-------- Source document --------

On 10/27/17 1:56 PM, Chris Dennis wrote:
I’m very confused about what was intended with the ‘UNORDERED’ Collector
characteristic. My logical inference was that unordered as a Collector
characteristic meant that the result of this collector applied to any stream
was independent of the order of element delivery. This means that the stream
backend could safely elide any ordered characteristic of the stream driving the
collector and open up more possible execution pathways (parallelism for
example). The javadoc for unordered is two sentences:
/**
* Indicates that the collection operation does not commit to preserving
* the encounter order of input elements. (This might be true if the
* result container has no intrinsic order, such as a {@link Set}.)
*/
The first sentence makes sense, although it is phrased in a way that also
explains the behavior seen if you flag an order sensitive collector as
unordered. The second sentence is weird, it implies a relation between
collectors, encounter order, and an inherent ordering or iteration order of a
collection object that might be the target of a collection. To me the important
property of a Collection object with regards to ordering of a Collector that
fills it is whether reordering the insertions to the collection can change the
resultant state, for a Set this is clearly true since only the first presented
element that is equal will be stored.

--------

■ Exercises
- A) In the post on the UNORDERED Collector characteristic, including the javadoc it quotes, name every term used for a kind of order.
- B) According to the post on the UNORDERED Collector characteristic, why can reordering the insertions into a Set change its resulting state?
- C) Carry on the post on the UNORDERED Collector characteristic from its last sentence.
The listing is drawn from a different source than the post.

-------- Data extract --------

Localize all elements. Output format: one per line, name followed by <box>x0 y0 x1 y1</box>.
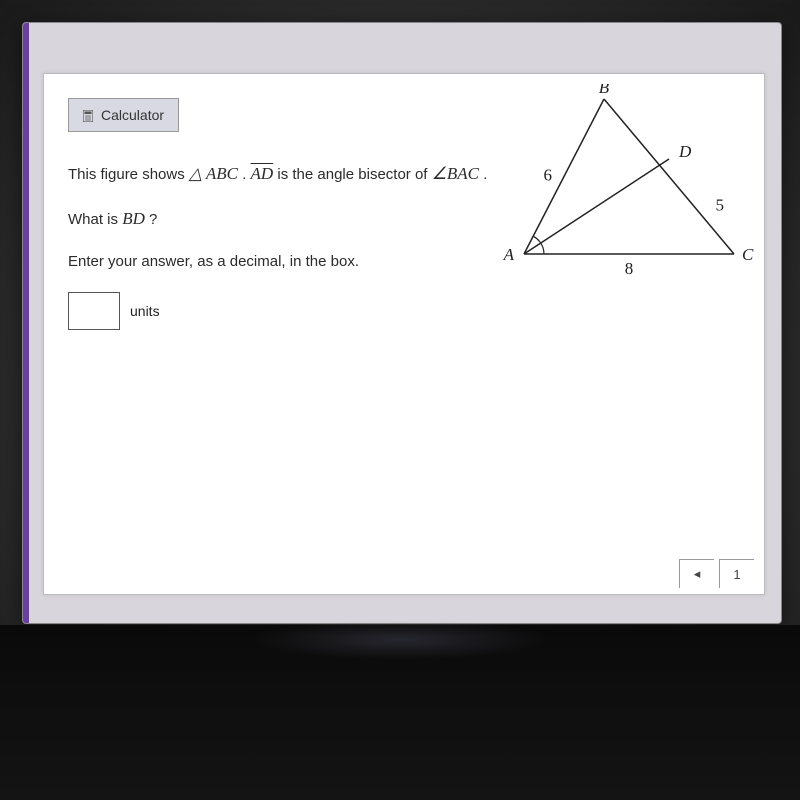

--------

■ Answers provided
- A) encounter order, intrinsic order, inherent ordering, iteration order

- B) Only the first presented element that is equal will be stored.

- C)
I think you need to be very careful making any assumptions about which of equal
elements will end up in a set. Consider the spec of Set.addAll:
Adds all of the elements in the specified collection to this set
if they're not already present.
Suppose the source collection has several non-identical elements that are equal
to each other. This says nothing about which of them is preserved, and indeed
there is no mention whatsoever about the identity of equal objects. The entire
Set spec is defined in terms of equals, not identity. So I think it's mistaken
to assume that the first of equal but non-identical objects will be stored.
(This is also the reason I changed the specification of Set.copyOf in my recent
draft, to remove the requirement that the first such element be preserved.
Set.addAll and Collectors.toSet make no such stipulation.)
There is also a paragraph in the Collector javadoc:
* <p>For collectors that do not have the {@code UNORDERED} characteristic,
* two accumulated results {@code a1} and {@code a2} are equivalent if
* {@code finisher.apply(a1).equals(finisher.apply(a2))}. For unordered
* collectors, equivalence is relaxed to allow for non-equality related to
* differences in order. (For example, an unordered collector that accumulated
* elements to a {@code List} would consider two lists equivalent if they
* contained the same elements, ignoring order.)
This seems weird, why would we try to define correctness of a parallel
reduction against a collector that was sensitive to ordering.
This is indeed a bit odd, but it makes sense. You might have a collector that
collects into a List, because you want to collect duplicates. But you might not
actually care about the order; you just want all the elements. The fact that
List stores elements in some order is irrelevant. In this case such a collector
would quite reasonably have the UNORDERED characteristic.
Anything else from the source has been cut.